== WHAT IS BEING ASKED ==
Every line that contains the word "text" should be copied.

== LISTED ENTRIES ==
☆ ☆ ☆ ☆ ☆
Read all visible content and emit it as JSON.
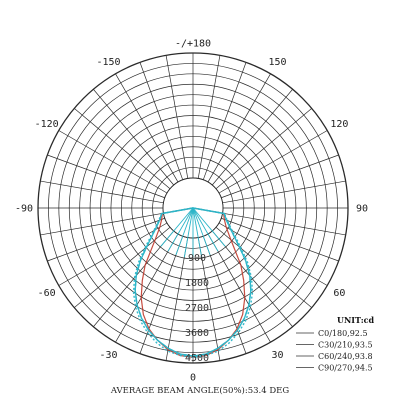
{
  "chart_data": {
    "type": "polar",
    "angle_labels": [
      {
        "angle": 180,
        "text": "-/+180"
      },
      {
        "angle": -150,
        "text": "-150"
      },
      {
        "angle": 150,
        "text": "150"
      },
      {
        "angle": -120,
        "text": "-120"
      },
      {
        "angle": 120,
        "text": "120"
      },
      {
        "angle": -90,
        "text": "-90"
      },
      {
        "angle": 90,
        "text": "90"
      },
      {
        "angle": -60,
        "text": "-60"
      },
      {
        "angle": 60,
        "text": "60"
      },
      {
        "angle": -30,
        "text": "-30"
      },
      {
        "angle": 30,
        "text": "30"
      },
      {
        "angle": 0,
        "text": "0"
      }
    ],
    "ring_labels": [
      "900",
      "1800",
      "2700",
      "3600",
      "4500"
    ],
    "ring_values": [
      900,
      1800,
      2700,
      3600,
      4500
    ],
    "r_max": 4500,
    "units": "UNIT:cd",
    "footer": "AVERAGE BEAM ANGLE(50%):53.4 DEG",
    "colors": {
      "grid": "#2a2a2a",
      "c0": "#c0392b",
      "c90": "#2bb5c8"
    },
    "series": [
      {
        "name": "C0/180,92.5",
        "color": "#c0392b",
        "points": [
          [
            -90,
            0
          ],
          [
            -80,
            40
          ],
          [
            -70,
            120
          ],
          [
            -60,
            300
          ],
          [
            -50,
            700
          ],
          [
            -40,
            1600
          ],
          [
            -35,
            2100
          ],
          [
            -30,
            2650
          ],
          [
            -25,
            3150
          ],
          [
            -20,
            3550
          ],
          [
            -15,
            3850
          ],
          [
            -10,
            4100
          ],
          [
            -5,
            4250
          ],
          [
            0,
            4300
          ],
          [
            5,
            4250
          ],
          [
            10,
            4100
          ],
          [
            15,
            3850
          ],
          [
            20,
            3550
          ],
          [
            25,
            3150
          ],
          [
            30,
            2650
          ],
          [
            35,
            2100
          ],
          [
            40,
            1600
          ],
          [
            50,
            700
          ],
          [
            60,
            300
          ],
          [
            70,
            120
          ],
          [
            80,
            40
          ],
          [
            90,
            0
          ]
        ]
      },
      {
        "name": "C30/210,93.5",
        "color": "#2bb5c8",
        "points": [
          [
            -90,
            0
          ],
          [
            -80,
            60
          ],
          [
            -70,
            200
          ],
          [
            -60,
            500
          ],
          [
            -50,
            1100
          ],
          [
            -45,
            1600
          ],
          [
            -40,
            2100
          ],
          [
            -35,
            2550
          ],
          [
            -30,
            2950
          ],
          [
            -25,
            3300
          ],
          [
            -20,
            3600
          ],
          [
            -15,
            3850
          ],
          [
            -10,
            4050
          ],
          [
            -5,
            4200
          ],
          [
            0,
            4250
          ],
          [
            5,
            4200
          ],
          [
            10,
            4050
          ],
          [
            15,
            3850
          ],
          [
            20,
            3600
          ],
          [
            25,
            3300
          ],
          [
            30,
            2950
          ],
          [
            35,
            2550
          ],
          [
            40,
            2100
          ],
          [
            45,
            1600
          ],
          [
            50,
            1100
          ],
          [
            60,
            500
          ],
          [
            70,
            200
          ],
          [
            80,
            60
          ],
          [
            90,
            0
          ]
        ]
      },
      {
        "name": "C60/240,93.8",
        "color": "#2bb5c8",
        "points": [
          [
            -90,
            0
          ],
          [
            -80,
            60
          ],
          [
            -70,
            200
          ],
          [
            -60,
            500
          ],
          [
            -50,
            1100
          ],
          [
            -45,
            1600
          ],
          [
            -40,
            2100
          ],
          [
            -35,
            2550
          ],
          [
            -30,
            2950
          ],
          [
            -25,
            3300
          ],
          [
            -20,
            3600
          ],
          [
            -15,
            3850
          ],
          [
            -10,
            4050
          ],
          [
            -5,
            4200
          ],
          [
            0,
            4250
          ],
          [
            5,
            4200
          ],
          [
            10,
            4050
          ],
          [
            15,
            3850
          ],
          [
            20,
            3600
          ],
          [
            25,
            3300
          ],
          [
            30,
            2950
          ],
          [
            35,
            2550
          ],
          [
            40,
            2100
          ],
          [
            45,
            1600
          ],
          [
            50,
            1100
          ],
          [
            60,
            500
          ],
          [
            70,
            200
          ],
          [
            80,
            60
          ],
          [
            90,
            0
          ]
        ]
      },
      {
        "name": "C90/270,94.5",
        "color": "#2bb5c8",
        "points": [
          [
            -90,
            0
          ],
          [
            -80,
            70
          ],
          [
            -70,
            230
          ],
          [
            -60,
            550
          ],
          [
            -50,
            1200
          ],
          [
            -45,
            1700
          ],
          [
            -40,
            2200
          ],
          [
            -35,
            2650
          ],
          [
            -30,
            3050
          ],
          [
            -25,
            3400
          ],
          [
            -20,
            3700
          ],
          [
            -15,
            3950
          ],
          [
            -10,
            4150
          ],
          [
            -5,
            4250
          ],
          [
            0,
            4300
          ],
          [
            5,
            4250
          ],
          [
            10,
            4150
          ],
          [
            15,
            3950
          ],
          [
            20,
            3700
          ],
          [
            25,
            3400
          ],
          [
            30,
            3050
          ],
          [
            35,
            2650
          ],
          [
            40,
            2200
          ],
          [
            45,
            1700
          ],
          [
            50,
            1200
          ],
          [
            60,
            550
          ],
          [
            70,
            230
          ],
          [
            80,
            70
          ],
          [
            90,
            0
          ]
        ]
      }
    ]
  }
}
☆ ☆ ☆ ☆ ☆
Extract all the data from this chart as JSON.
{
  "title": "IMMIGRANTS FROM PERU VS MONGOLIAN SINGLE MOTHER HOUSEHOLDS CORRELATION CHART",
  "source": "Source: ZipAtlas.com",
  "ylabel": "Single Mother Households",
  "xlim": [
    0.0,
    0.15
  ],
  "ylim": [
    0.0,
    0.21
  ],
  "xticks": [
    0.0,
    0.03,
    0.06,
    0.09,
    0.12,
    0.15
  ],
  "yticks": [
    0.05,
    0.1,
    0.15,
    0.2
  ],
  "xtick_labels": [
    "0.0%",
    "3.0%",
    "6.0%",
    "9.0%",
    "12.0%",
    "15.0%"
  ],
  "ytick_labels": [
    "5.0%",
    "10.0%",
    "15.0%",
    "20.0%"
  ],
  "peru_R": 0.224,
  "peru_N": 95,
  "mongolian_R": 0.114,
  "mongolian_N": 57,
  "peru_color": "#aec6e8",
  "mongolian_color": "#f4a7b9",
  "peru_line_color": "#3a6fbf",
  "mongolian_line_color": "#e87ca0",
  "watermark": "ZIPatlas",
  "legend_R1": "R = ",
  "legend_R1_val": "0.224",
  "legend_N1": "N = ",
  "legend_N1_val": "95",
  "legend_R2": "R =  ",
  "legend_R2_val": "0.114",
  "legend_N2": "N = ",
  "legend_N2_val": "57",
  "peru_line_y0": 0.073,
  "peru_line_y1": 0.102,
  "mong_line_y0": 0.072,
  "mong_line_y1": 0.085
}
☆ ☆ ☆ ☆ ☆
== TASK RESULT ==
        "text": "-/+180"
        "text": "-150"
        "text": "150"
        "text": "-120"
        "text": "120"
        "text": "-90"
        "text": "90"
        "text": "-60"
        "text": "60"
        "text": "-30"
        "text": "30"
        "text": "0"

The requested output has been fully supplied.